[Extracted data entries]
^^^^

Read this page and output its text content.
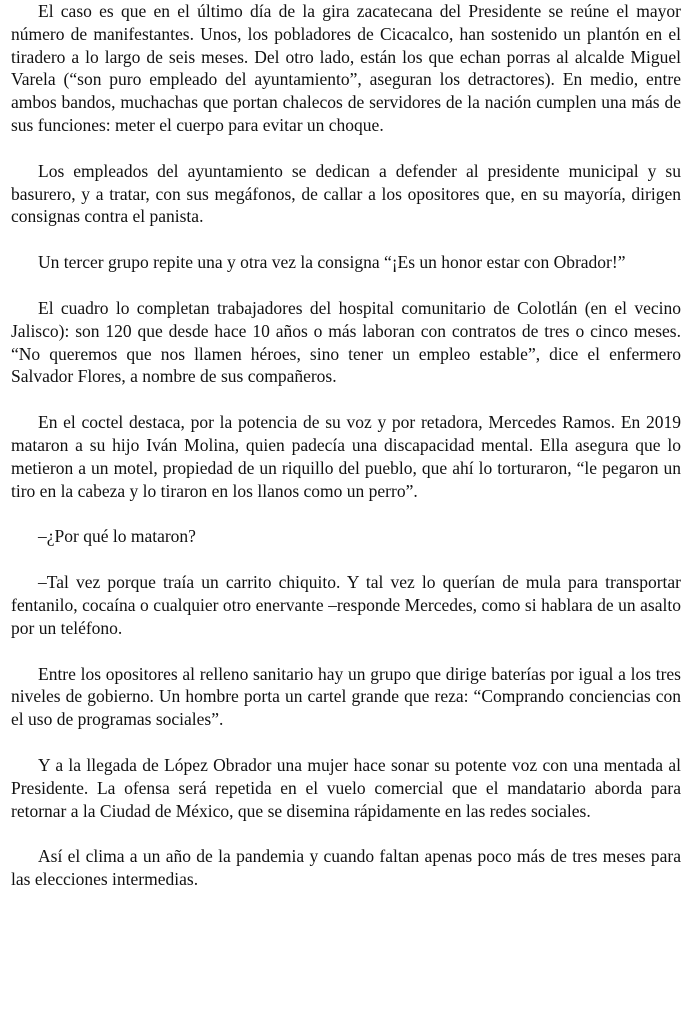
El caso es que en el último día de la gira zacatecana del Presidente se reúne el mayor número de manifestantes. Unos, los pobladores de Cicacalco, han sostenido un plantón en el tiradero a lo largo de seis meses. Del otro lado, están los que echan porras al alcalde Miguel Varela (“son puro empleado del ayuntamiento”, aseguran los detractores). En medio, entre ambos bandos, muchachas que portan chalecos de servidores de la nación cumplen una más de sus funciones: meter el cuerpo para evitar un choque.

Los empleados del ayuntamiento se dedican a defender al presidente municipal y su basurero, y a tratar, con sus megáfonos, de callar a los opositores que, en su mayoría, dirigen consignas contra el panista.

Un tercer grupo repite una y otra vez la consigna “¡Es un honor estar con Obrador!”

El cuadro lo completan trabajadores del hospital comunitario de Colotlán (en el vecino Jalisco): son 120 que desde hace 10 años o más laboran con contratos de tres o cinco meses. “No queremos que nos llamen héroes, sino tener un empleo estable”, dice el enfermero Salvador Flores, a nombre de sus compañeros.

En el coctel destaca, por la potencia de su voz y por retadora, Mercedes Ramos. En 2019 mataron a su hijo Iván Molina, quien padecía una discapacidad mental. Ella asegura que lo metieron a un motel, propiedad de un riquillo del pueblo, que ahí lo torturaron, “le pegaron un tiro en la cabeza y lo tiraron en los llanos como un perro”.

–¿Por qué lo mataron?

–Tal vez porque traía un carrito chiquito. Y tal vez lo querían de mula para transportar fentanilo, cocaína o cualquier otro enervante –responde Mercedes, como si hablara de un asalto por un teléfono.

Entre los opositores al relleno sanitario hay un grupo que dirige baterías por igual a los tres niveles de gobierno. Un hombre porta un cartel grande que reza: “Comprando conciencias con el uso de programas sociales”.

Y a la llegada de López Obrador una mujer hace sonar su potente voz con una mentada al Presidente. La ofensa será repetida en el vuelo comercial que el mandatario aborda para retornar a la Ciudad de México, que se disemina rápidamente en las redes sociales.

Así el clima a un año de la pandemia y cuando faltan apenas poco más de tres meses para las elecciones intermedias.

^^^^

Exercise prompt:
Quote each line of the listing exactly, but leave the pictures out.

Completed exercise:
Read this page and output its text content.
El caso es que en el último día de la gira zacatecana del Presidente se reúne el mayor número de manifestantes. Unos, los pobladores de Cicacalco, han sostenido un plantón en el tiradero a lo largo de seis meses. Del otro lado, están los que echan porras al alcalde Miguel Varela (“son puro empleado del ayuntamiento”, aseguran los detractores). En medio, entre ambos bandos, muchachas que portan chalecos de servidores de la nación cumplen una más de sus funciones: meter el cuerpo para evitar un choque.

Los empleados del ayuntamiento se dedican a defender al presidente municipal y su basurero, y a tratar, con sus megáfonos, de callar a los opositores que, en su mayoría, dirigen consignas contra el panista.

Un tercer grupo repite una y otra vez la consigna “¡Es un honor estar con Obrador!”

El cuadro lo completan trabajadores del hospital comunitario de Colotlán (en el vecino Jalisco): son 120 que desde hace 10 años o más laboran con contratos de tres o cinco meses. “No queremos que nos llamen héroes, sino tener un empleo estable”, dice el enfermero Salvador Flores, a nombre de sus compañeros.

En el coctel destaca, por la potencia de su voz y por retadora, Mercedes Ramos. En 2019 mataron a su hijo Iván Molina, quien padecía una discapacidad mental. Ella asegura que lo metieron a un motel, propiedad de un riquillo del pueblo, que ahí lo torturaron, “le pegaron un tiro en la cabeza y lo tiraron en los llanos como un perro”.

–¿Por qué lo mataron?

–Tal vez porque traía un carrito chiquito. Y tal vez lo querían de mula para transportar fentanilo, cocaína o cualquier otro enervante –responde Mercedes, como si hablara de un asalto por un teléfono.

Entre los opositores al relleno sanitario hay un grupo que dirige baterías por igual a los tres niveles de gobierno. Un hombre porta un cartel grande que reza: “Comprando conciencias con el uso de programas sociales”.

Y a la llegada de López Obrador una mujer hace sonar su potente voz con una mentada al Presidente. La ofensa será repetida en el vuelo comercial que el mandatario aborda para retornar a la Ciudad de México, que se disemina rápidamente en las redes sociales.

Así el clima a un año de la pandemia y cuando faltan apenas poco más de tres meses para las elecciones intermedias.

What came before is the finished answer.